=== Your task ===
Below is a block of records; repeat each one exactly.

=== Supplied entries ===

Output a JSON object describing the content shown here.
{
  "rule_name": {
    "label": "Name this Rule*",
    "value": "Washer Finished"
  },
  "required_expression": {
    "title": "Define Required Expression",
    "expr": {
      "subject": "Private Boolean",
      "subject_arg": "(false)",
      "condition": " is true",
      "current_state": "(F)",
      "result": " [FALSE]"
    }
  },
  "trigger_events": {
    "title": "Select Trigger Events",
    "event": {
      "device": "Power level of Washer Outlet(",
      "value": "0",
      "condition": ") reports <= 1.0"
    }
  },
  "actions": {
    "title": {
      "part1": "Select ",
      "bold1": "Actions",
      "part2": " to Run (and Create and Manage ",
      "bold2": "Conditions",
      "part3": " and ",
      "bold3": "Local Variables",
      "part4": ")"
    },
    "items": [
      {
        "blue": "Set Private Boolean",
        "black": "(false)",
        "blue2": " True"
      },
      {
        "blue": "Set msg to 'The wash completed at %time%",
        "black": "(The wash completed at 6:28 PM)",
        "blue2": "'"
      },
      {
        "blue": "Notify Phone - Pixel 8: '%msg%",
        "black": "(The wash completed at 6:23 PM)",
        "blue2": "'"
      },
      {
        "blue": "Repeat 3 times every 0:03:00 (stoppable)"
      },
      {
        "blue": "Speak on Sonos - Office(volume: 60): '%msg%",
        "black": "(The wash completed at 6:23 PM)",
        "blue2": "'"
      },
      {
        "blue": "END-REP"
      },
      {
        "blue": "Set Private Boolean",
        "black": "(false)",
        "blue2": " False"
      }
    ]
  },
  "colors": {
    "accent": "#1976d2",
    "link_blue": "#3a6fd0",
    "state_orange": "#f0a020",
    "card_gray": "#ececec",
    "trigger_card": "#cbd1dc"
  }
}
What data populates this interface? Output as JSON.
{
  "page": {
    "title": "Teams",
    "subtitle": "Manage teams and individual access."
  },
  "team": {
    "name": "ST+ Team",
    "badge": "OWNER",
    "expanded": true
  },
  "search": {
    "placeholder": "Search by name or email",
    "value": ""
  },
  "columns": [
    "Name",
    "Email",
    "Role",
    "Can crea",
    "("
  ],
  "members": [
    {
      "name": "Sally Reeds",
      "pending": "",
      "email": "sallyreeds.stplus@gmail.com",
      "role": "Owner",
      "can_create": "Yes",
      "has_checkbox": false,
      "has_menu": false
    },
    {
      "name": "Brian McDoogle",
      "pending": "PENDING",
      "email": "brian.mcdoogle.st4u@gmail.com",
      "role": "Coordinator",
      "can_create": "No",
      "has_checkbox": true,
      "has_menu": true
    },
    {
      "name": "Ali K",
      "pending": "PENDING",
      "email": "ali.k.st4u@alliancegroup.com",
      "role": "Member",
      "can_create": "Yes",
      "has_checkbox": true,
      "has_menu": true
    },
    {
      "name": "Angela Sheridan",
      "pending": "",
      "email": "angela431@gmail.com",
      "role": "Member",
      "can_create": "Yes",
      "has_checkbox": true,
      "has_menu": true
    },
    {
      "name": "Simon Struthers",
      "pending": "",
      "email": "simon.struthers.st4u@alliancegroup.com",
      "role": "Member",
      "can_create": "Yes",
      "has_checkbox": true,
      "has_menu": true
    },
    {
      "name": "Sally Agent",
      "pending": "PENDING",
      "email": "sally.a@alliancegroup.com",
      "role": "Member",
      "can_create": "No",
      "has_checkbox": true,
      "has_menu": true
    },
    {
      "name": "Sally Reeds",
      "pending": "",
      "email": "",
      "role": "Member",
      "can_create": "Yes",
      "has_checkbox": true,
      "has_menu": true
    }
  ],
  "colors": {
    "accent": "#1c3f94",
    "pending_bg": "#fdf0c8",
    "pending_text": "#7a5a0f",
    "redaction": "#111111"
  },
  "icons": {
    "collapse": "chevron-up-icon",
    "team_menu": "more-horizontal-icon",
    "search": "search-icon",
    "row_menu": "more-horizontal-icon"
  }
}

=== Written solution ===
Output a JSON object describing the content shown here.
{
  "rule_name": {
    "label": "Name this Rule*",
    "value": "Washer Finished"
  },
  "required_expression": {
    "title": "Define Required Expression",
    "expr": {
      "subject": "Private Boolean",
      "subject_arg": "(false)",
      "condition": " is true",
      "current_state": "(F)",
      "result": " [FALSE]"
    }
  },
  "trigger_events": {
    "title": "Select Trigger Events",
    "event": {
      "device": "Power level of Washer Outlet(",
      "value": "0",
      "condition": ") reports <= 1.0"
    }
  },
  "actions": {
    "title": {
      "part1": "Select ",
      "bold1": "Actions",
      "part2": " to Run (and Create and Manage ",
      "bold2": "Conditions",
      "part3": " and ",
      "bold3": "Local Variables",
      "part4": ")"
    },
    "items": [
      {
        "blue": "Set Private Boolean",
        "black": "(false)",
        "blue2": " True"
      },
      {
        "blue": "Set msg to 'The wash completed at %time%",
        "black": "(The wash completed at 6:28 PM)",
        "blue2": "'"
      },
      {
        "blue": "Notify Phone - Pixel 8: '%msg%",
        "black": "(The wash completed at 6:23 PM)",
        "blue2": "'"
      },
      {
        "blue": "Repeat 3 times every 0:03:00 (stoppable)"
      },
      {
        "blue": "Speak on Sonos - Office(volume: 60): '%msg%",
        "black": "(The wash completed at 6:23 PM)",
        "blue2": "'"
      },
      {
        "blue": "END-REP"
      },
      {
        "blue": "Set Private Boolean",
        "black": "(false)",
        "blue2": " False"
      }
    ]
  },
  "colors": {
    "accent": "#1976d2",
    "link_blue": "#3a6fd0",
    "state_orange": "#f0a020",
    "card_gray": "#ececec",
    "trigger_card": "#cbd1dc"
  }
}
What data populates this interface? Output as JSON.
{
  "page": {
    "title": "Teams",
    "subtitle": "Manage teams and individual access."
  },
  "team": {
    "name": "ST+ Team",
    "badge": "OWNER",
    "expanded": true
  },
  "search": {
    "placeholder": "Search by name or email",
    "value": ""
  },
  "columns": [
    "Name",
    "Email",
    "Role",
    "Can crea",
    "("
  ],
  "members": [
    {
      "name": "Sally Reeds",
      "pending": "",
      "email": "sallyreeds.stplus@gmail.com",
      "role": "Owner",
      "can_create": "Yes",
      "has_checkbox": false,
      "has_menu": false
    },
    {
      "name": "Brian McDoogle",
      "pending": "PENDING",
      "email": "brian.mcdoogle.st4u@gmail.com",
      "role": "Coordinator",
      "can_create": "No",
      "has_checkbox": true,
      "has_menu": true
    },
    {
      "name": "Ali K",
      "pending": "PENDING",
      "email": "ali.k.st4u@alliancegroup.com",
      "role": "Member",
      "can_create": "Yes",
      "has_checkbox": true,
      "has_menu": true
    },
    {
      "name": "Angela Sheridan",
      "pending": "",
      "email": "angela431@gmail.com",
      "role": "Member",
      "can_create": "Yes",
      "has_checkbox": true,
      "has_menu": true
    },
    {
      "name": "Simon Struthers",
      "pending": "",
      "email": "simon.struthers.st4u@alliancegroup.com",
      "role": "Member",
      "can_create": "Yes",
      "has_checkbox": true,
      "has_menu": true
    },
    {
      "name": "Sally Agent",
      "pending": "PENDING",
      "email": "sally.a@alliancegroup.com",
      "role": "Member",
      "can_create": "No",
      "has_checkbox": true,
      "has_menu": true
    },
    {
      "name": "Sally Reeds",
      "pending": "",
      "email": "",
      "role": "Member",
      "can_create": "Yes",
      "has_checkbox": true,
      "has_menu": true
    }
  ],
  "colors": {
    "accent": "#1c3f94",
    "pending_bg": "#fdf0c8",
    "pending_text": "#7a5a0f",
    "redaction": "#111111"
  },
  "icons": {
    "collapse": "chevron-up-icon",
    "team_menu": "more-horizontal-icon",
    "search": "search-icon",
    "row_menu": "more-horizontal-icon"
  }
}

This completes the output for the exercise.